- _Given data_
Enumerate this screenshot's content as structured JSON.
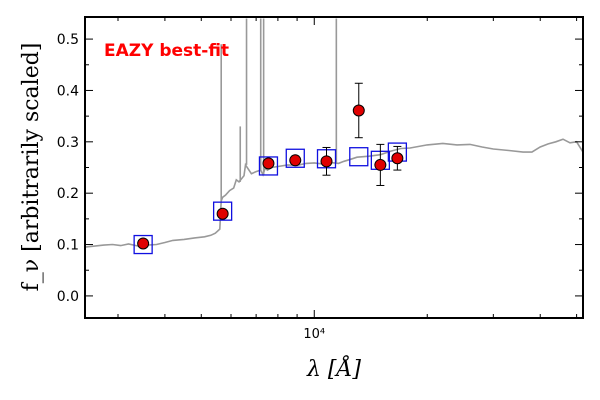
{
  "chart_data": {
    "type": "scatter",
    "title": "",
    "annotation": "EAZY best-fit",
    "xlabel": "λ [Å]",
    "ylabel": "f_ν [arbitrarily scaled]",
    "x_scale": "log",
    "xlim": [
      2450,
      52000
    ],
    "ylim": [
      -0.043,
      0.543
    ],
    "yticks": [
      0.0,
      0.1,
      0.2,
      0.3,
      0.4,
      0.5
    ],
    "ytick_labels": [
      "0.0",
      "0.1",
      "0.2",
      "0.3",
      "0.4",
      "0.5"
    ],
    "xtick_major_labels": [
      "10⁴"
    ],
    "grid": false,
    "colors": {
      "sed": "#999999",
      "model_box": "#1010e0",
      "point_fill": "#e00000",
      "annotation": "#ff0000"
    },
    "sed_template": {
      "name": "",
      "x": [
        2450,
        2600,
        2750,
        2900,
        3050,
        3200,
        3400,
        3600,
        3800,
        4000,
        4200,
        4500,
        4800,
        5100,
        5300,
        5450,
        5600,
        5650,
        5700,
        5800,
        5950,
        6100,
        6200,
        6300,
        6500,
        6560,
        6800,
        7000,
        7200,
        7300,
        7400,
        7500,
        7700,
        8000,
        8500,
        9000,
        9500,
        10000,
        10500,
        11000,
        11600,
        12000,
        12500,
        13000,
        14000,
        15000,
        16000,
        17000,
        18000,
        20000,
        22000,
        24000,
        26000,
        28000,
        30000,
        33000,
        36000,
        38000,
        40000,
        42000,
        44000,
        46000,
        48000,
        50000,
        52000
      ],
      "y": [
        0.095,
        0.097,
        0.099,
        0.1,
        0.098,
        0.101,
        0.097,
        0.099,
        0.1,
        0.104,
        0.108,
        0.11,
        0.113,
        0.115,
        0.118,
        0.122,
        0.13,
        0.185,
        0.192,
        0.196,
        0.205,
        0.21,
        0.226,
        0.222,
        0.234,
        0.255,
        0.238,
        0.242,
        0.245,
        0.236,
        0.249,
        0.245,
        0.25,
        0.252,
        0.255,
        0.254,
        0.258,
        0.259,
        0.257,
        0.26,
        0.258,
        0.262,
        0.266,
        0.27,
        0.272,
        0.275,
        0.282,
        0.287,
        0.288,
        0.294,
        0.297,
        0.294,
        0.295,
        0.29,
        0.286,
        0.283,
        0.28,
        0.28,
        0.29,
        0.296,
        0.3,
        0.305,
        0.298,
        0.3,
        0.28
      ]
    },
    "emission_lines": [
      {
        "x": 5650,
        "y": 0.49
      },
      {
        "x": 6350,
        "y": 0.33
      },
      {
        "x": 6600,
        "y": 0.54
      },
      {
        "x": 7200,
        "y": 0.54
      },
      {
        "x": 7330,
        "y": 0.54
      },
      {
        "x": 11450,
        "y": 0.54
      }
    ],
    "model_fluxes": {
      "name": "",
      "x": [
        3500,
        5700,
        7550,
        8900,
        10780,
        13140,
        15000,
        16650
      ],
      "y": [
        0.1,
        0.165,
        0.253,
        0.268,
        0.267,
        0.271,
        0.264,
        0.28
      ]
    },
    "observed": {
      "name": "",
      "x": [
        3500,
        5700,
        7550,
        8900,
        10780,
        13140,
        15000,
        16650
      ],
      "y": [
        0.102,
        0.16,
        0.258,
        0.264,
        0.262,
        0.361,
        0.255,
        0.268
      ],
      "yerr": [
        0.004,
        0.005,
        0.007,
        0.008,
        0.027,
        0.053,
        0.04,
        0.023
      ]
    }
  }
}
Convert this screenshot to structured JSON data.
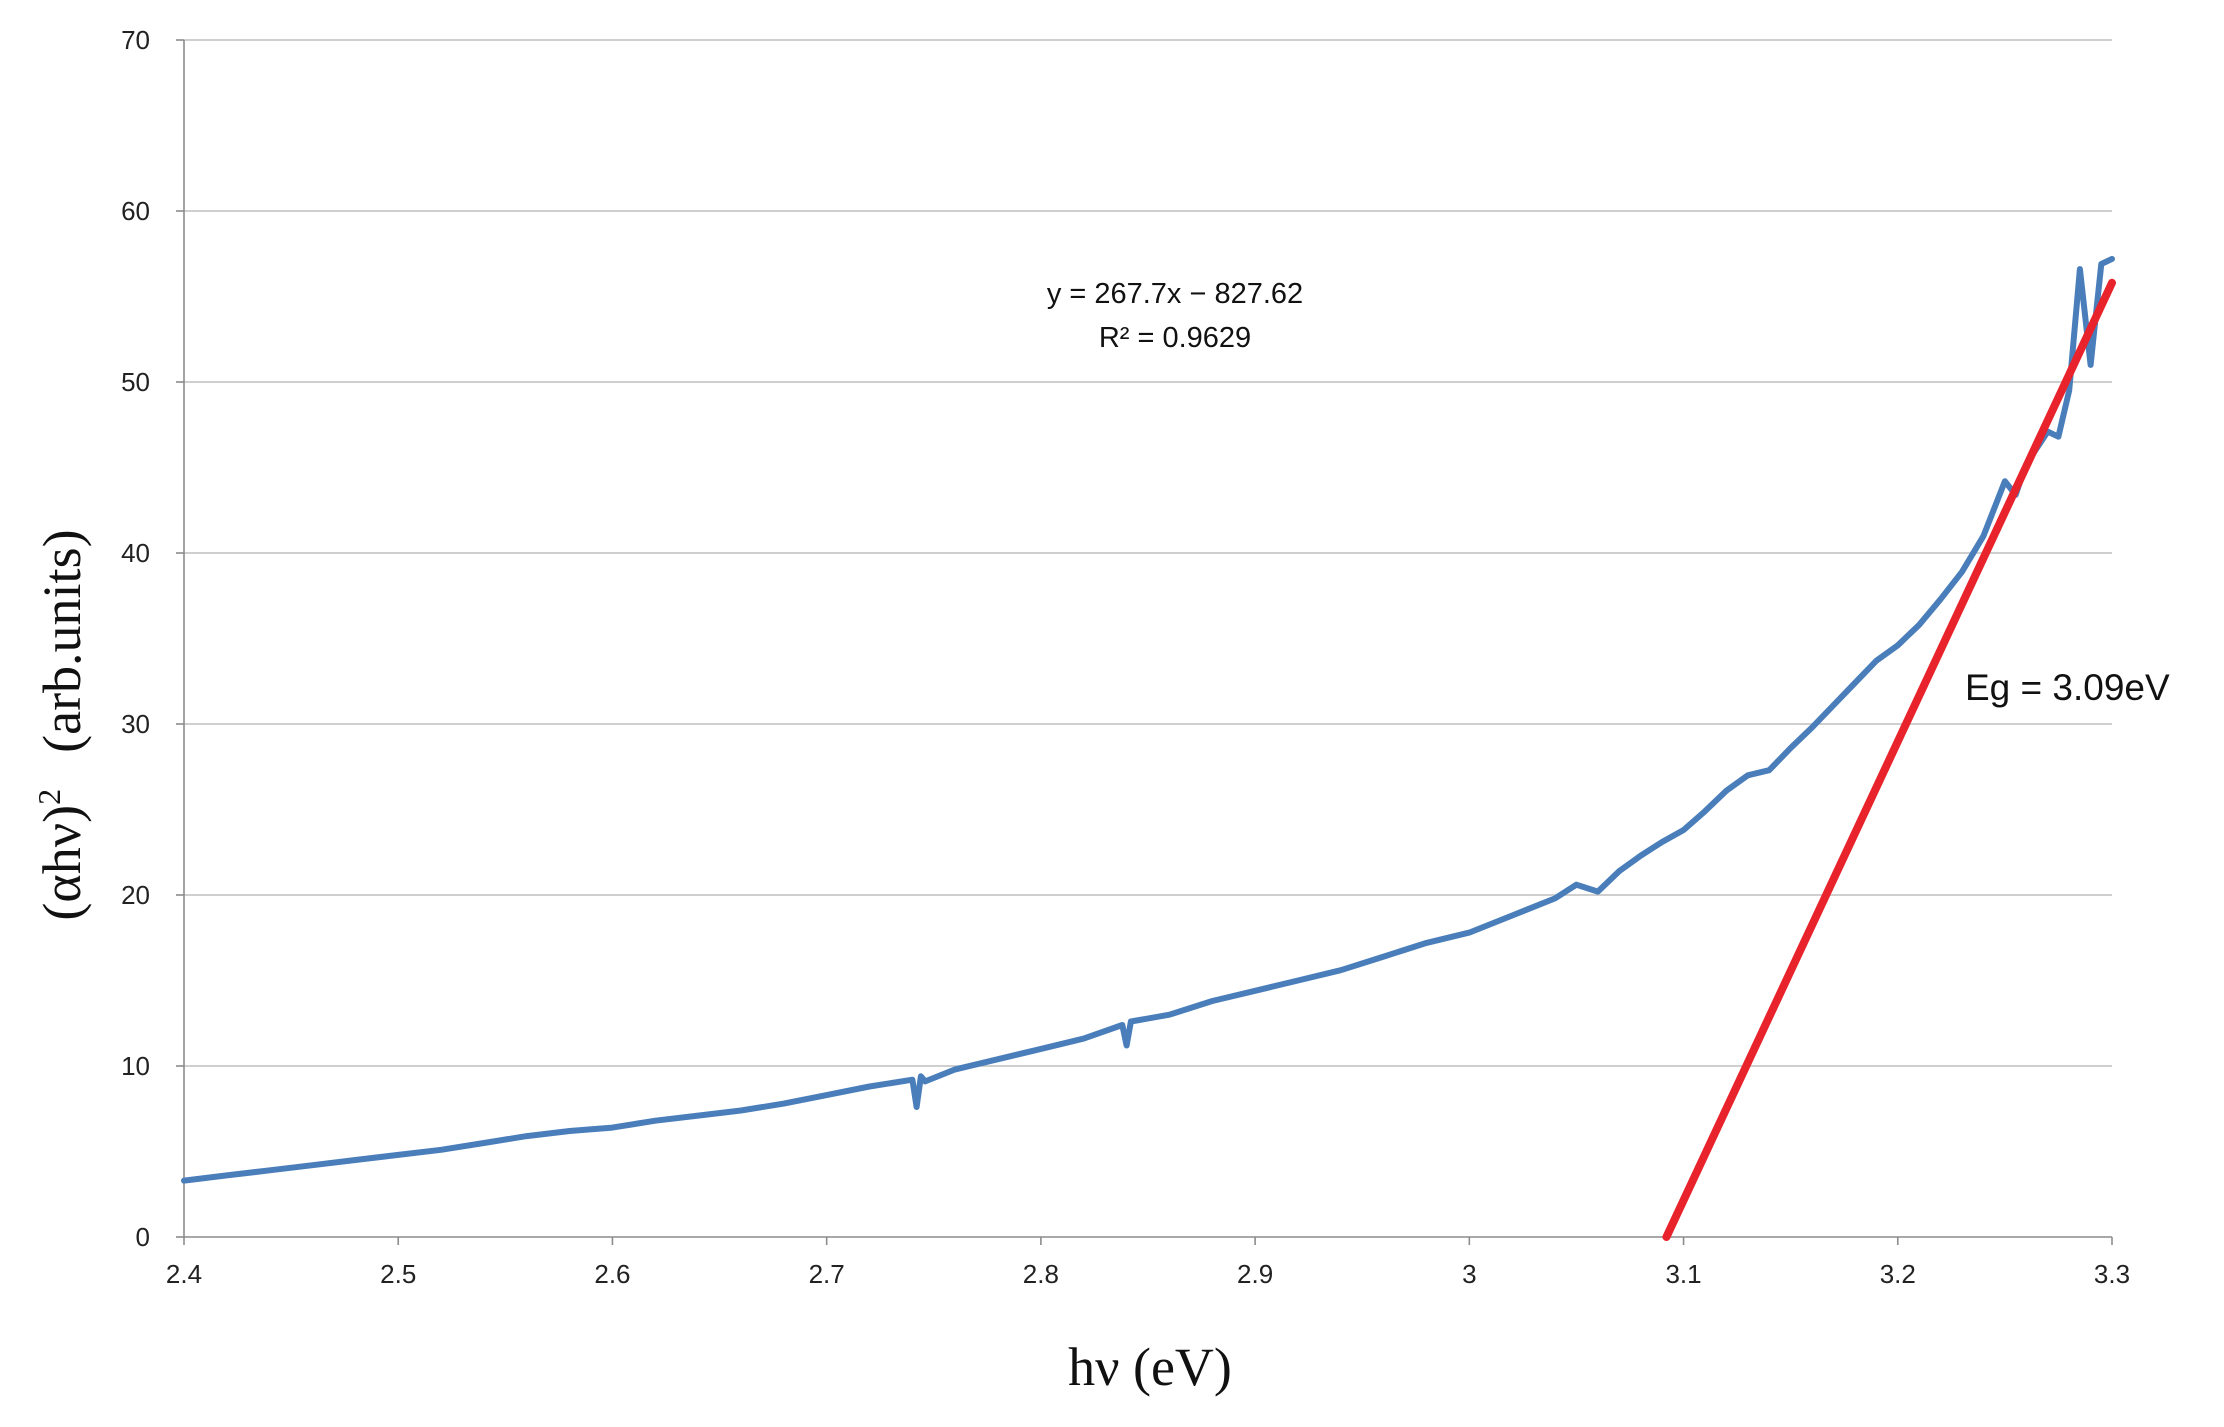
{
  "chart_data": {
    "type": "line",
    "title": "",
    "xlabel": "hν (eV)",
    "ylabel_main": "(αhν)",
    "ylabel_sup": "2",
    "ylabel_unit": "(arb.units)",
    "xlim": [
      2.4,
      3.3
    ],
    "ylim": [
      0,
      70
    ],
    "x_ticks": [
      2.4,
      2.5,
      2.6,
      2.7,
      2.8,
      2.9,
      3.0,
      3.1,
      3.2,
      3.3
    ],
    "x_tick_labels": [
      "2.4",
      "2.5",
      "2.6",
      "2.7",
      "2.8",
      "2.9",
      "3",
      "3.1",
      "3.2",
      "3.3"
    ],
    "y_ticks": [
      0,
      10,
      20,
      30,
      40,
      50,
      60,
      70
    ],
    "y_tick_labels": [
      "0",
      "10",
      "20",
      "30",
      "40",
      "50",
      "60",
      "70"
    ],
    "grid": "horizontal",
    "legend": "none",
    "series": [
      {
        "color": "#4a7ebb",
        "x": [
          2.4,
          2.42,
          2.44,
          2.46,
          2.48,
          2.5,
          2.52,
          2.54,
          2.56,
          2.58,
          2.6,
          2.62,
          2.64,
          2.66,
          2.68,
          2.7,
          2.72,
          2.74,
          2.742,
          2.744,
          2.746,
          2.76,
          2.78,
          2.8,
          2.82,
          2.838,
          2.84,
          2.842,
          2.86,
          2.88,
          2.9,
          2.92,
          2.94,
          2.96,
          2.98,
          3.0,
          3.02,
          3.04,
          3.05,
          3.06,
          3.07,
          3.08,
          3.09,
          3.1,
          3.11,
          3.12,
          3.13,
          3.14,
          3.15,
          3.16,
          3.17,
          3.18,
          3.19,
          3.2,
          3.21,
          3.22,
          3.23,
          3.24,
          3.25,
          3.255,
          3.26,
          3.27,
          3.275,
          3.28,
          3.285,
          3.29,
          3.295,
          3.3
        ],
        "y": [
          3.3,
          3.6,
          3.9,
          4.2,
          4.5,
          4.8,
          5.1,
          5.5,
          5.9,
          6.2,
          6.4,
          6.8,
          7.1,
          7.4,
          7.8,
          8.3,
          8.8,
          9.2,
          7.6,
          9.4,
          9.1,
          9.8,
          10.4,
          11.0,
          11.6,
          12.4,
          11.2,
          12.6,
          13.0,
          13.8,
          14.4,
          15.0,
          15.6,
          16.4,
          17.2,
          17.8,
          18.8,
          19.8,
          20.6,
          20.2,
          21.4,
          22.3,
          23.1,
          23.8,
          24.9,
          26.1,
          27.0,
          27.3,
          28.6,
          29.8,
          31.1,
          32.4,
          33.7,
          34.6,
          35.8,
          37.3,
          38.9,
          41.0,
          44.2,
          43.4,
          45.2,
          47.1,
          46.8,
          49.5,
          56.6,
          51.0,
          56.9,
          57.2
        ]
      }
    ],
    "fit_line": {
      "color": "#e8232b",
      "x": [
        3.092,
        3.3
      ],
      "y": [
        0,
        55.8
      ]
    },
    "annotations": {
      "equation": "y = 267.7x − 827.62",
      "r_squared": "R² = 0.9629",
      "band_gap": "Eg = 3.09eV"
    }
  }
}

- _What is expected_
From the records, copy every line that has the string "JSON" in it.

- _Solution_
Enumerate this screenshot's content as structured JSON.
Convert this screenshot to structured JSON data.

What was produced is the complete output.